* Stated goal: Every record below should be printed exactly as it appears.

* Material supplied:
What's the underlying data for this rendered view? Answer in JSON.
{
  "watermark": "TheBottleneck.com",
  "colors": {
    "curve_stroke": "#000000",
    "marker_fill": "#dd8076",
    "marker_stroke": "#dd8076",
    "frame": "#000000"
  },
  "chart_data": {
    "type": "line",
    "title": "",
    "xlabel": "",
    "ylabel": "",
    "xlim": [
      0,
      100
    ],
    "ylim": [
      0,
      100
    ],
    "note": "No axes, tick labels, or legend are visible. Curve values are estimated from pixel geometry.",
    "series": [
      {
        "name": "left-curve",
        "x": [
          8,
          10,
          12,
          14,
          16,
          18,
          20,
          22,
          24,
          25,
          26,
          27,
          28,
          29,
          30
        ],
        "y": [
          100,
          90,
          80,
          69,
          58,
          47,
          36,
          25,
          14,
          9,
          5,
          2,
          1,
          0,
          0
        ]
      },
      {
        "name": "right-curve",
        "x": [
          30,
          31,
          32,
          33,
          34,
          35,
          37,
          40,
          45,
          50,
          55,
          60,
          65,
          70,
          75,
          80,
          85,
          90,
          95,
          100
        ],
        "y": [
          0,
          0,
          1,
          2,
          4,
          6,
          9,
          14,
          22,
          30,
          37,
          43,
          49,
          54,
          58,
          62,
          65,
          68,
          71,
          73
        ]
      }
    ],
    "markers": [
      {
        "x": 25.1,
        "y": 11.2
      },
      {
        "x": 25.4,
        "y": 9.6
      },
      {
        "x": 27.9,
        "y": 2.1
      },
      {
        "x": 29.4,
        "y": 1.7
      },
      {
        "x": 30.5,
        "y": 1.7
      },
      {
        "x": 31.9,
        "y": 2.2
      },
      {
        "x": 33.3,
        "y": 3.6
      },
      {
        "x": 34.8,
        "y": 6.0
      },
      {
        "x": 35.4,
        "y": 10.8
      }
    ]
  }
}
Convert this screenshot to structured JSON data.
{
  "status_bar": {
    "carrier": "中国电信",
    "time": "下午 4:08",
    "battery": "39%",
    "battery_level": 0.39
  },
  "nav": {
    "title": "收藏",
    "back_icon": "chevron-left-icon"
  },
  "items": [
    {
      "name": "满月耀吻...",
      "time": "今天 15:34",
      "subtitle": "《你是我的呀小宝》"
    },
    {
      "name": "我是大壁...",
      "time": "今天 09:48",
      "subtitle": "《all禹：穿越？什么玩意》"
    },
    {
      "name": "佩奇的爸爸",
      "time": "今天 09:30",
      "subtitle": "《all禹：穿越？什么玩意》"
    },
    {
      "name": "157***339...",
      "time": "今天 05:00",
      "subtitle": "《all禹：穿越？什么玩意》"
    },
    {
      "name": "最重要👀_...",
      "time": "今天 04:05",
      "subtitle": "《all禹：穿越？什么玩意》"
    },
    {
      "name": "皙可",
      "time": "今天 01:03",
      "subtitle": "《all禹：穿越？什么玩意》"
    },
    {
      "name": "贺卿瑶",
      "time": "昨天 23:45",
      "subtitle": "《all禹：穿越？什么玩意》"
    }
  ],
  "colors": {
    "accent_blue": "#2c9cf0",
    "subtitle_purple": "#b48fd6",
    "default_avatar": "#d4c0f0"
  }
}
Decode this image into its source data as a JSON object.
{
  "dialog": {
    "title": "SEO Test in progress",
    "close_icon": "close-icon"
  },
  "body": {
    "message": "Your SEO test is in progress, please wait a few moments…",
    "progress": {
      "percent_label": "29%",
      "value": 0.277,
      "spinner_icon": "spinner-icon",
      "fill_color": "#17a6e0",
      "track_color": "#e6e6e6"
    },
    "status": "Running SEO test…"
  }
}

* Solution for this exercise:
What's the underlying data for this rendered view? Answer in JSON.
{
  "watermark": "TheBottleneck.com",
  "colors": {
    "curve_stroke": "#000000",
    "marker_fill": "#dd8076",
    "marker_stroke": "#dd8076",
    "frame": "#000000"
  },
  "chart_data": {
    "type": "line",
    "title": "",
    "xlabel": "",
    "ylabel": "",
    "xlim": [
      0,
      100
    ],
    "ylim": [
      0,
      100
    ],
    "note": "No axes, tick labels, or legend are visible. Curve values are estimated from pixel geometry.",
    "series": [
      {
        "name": "left-curve",
        "x": [
          8,
          10,
          12,
          14,
          16,
          18,
          20,
          22,
          24,
          25,
          26,
          27,
          28,
          29,
          30
        ],
        "y": [
          100,
          90,
          80,
          69,
          58,
          47,
          36,
          25,
          14,
          9,
          5,
          2,
          1,
          0,
          0
        ]
      },
      {
        "name": "right-curve",
        "x": [
          30,
          31,
          32,
          33,
          34,
          35,
          37,
          40,
          45,
          50,
          55,
          60,
          65,
          70,
          75,
          80,
          85,
          90,
          95,
          100
        ],
        "y": [
          0,
          0,
          1,
          2,
          4,
          6,
          9,
          14,
          22,
          30,
          37,
          43,
          49,
          54,
          58,
          62,
          65,
          68,
          71,
          73
        ]
      }
    ],
    "markers": [
      {
        "x": 25.1,
        "y": 11.2
      },
      {
        "x": 25.4,
        "y": 9.6
      },
      {
        "x": 27.9,
        "y": 2.1
      },
      {
        "x": 29.4,
        "y": 1.7
      },
      {
        "x": 30.5,
        "y": 1.7
      },
      {
        "x": 31.9,
        "y": 2.2
      },
      {
        "x": 33.3,
        "y": 3.6
      },
      {
        "x": 34.8,
        "y": 6.0
      },
      {
        "x": 35.4,
        "y": 10.8
      }
    ]
  }
}
Convert this screenshot to structured JSON data.
{
  "status_bar": {
    "carrier": "中国电信",
    "time": "下午 4:08",
    "battery": "39%",
    "battery_level": 0.39
  },
  "nav": {
    "title": "收藏",
    "back_icon": "chevron-left-icon"
  },
  "items": [
    {
      "name": "满月耀吻...",
      "time": "今天 15:34",
      "subtitle": "《你是我的呀小宝》"
    },
    {
      "name": "我是大壁...",
      "time": "今天 09:48",
      "subtitle": "《all禹：穿越？什么玩意》"
    },
    {
      "name": "佩奇的爸爸",
      "time": "今天 09:30",
      "subtitle": "《all禹：穿越？什么玩意》"
    },
    {
      "name": "157***339...",
      "time": "今天 05:00",
      "subtitle": "《all禹：穿越？什么玩意》"
    },
    {
      "name": "最重要👀_...",
      "time": "今天 04:05",
      "subtitle": "《all禹：穿越？什么玩意》"
    },
    {
      "name": "皙可",
      "time": "今天 01:03",
      "subtitle": "《all禹：穿越？什么玩意》"
    },
    {
      "name": "贺卿瑶",
      "time": "昨天 23:45",
      "subtitle": "《all禹：穿越？什么玩意》"
    }
  ],
  "colors": {
    "accent_blue": "#2c9cf0",
    "subtitle_purple": "#b48fd6",
    "default_avatar": "#d4c0f0"
  }
}
Decode this image into its source data as a JSON object.
{
  "dialog": {
    "title": "SEO Test in progress",
    "close_icon": "close-icon"
  },
  "body": {
    "message": "Your SEO test is in progress, please wait a few moments…",
    "progress": {
      "percent_label": "29%",
      "value": 0.277,
      "spinner_icon": "spinner-icon",
      "fill_color": "#17a6e0",
      "track_color": "#e6e6e6"
    },
    "status": "Running SEO test…"
  }
}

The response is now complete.